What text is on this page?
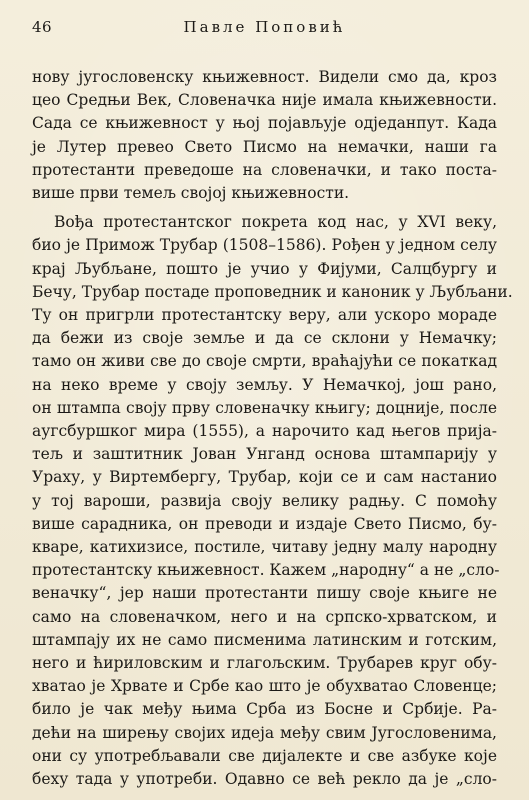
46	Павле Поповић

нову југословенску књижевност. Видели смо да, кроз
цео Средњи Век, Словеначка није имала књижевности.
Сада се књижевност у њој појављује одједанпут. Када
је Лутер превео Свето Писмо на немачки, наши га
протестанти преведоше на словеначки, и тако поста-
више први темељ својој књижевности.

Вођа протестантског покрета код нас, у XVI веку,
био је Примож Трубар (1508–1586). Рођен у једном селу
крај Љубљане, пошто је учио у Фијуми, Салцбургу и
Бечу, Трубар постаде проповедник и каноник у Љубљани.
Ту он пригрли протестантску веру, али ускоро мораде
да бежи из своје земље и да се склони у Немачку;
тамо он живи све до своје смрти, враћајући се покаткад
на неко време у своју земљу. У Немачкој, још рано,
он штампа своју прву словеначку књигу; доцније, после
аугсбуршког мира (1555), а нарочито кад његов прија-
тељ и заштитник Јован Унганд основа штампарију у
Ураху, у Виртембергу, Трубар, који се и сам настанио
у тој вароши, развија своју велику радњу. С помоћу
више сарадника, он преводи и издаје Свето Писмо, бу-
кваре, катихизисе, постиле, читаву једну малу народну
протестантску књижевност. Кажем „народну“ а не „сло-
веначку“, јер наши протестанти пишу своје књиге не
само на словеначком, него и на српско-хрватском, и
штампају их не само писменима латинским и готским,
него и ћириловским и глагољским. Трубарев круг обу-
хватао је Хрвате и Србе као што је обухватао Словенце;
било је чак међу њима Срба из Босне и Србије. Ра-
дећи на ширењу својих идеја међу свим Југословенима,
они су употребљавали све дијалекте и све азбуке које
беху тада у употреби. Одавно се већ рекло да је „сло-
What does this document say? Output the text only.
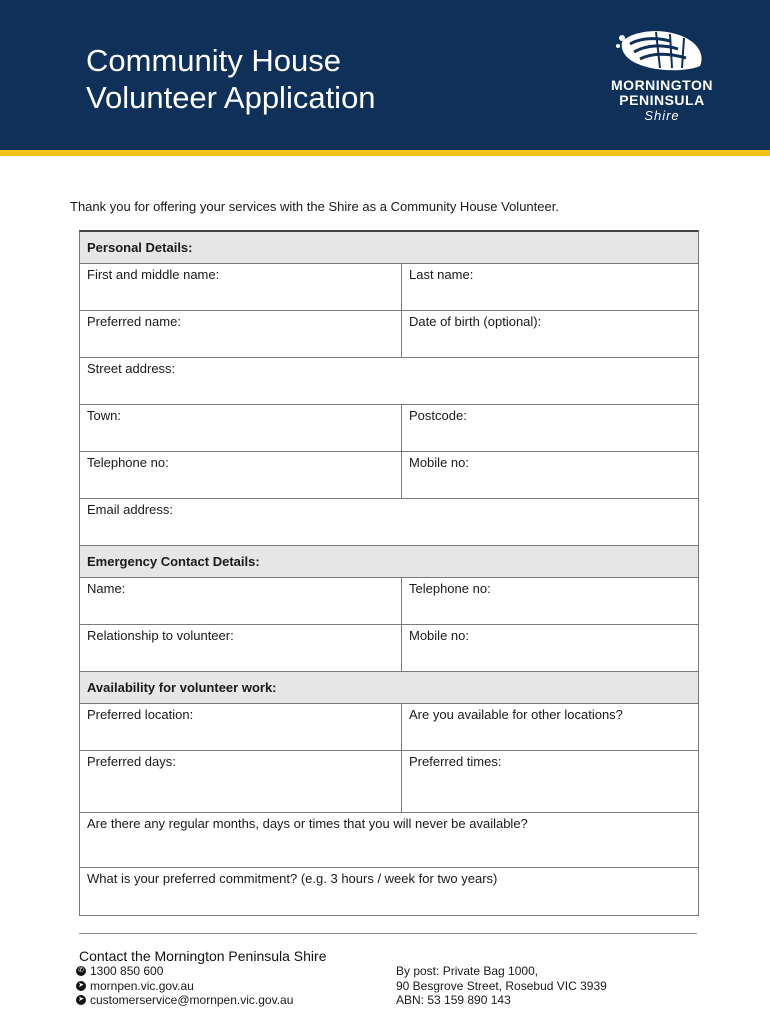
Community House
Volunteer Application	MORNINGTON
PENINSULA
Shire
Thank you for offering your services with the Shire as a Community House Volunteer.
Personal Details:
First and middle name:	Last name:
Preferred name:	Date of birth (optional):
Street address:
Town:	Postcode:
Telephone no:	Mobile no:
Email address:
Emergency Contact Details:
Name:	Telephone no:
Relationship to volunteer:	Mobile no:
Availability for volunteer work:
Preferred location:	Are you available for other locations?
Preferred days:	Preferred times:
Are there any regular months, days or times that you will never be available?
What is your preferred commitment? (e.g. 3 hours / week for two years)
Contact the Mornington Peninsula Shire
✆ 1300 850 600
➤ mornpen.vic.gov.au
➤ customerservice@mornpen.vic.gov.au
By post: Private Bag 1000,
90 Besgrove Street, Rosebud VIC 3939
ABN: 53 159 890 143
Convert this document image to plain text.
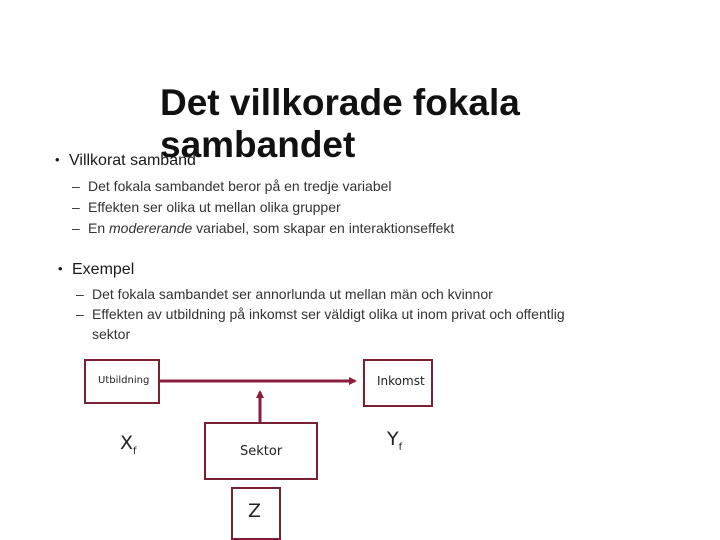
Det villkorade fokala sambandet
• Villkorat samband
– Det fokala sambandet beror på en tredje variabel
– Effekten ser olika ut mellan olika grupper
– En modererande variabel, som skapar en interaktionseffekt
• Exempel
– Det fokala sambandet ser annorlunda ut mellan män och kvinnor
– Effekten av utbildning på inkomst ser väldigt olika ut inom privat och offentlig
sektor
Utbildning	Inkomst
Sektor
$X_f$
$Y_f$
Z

◇ ◇ ◇ ◇ ◇ ◇ ◇

- [WORK TO BE COMPLETED]: Transcribe each entry precisely as given, leaving the pictures out.

- [THE ANSWER]:
What text is on this page?
46	Павле Поповић

нову југословенску књижевност. Видели смо да, кроз
цео Средњи Век, Словеначка није имала књижевности.
Сада се књижевност у њој појављује одједанпут. Када
је Лутер превео Свето Писмо на немачки, наши га
протестанти преведоше на словеначки, и тако поста-
више први темељ својој књижевности.

Вођа протестантског покрета код нас, у XVI веку,
био је Примож Трубар (1508–1586). Рођен у једном селу
крај Љубљане, пошто је учио у Фијуми, Салцбургу и
Бечу, Трубар постаде проповедник и каноник у Љубљани.
Ту он пригрли протестантску веру, али ускоро мораде
да бежи из своје земље и да се склони у Немачку;
тамо он живи све до своје смрти, враћајући се покаткад
на неко време у своју земљу. У Немачкој, још рано,
он штампа своју прву словеначку књигу; доцније, после
аугсбуршког мира (1555), а нарочито кад његов прија-
тељ и заштитник Јован Унганд основа штампарију у
Ураху, у Виртембергу, Трубар, који се и сам настанио
у тој вароши, развија своју велику радњу. С помоћу
више сарадника, он преводи и издаје Свето Писмо, бу-
кваре, катихизисе, постиле, читаву једну малу народну
протестантску књижевност. Кажем „народну“ а не „сло-
веначку“, јер наши протестанти пишу своје књиге не
само на словеначком, него и на српско-хрватском, и
штампају их не само писменима латинским и готским,
него и ћириловским и глагољским. Трубарев круг обу-
хватао је Хрвате и Србе као што је обухватао Словенце;
било је чак међу њима Срба из Босне и Србије. Ра-
дећи на ширењу својих идеја међу свим Југословенима,
они су употребљавали све дијалекте и све азбуке које
беху тада у употреби. Одавно се већ рекло да је „сло-
What does this document say? Output the text only.
Community House
Volunteer Application	MORNINGTON
PENINSULA
Shire
Thank you for offering your services with the Shire as a Community House Volunteer.
Personal Details:
First and middle name:	Last name:
Preferred name:	Date of birth (optional):
Street address:
Town:	Postcode:
Telephone no:	Mobile no:
Email address:
Emergency Contact Details:
Name:	Telephone no:
Relationship to volunteer:	Mobile no:
Availability for volunteer work:
Preferred location:	Are you available for other locations?
Preferred days:	Preferred times:
Are there any regular months, days or times that you will never be available?
What is your preferred commitment? (e.g. 3 hours / week for two years)
Contact the Mornington Peninsula Shire
✆ 1300 850 600
➤ mornpen.vic.gov.au
➤ customerservice@mornpen.vic.gov.au
By post: Private Bag 1000,
90 Besgrove Street, Rosebud VIC 3939
ABN: 53 159 890 143
Convert this document image to plain text.
Det villkorade fokala sambandet
• Villkorat samband
– Det fokala sambandet beror på en tredje variabel
– Effekten ser olika ut mellan olika grupper
– En modererande variabel, som skapar en interaktionseffekt
• Exempel
– Det fokala sambandet ser annorlunda ut mellan män och kvinnor
– Effekten av utbildning på inkomst ser väldigt olika ut inom privat och offentlig
sektor
Utbildning	Inkomst
Sektor
$X_f$
$Y_f$
Z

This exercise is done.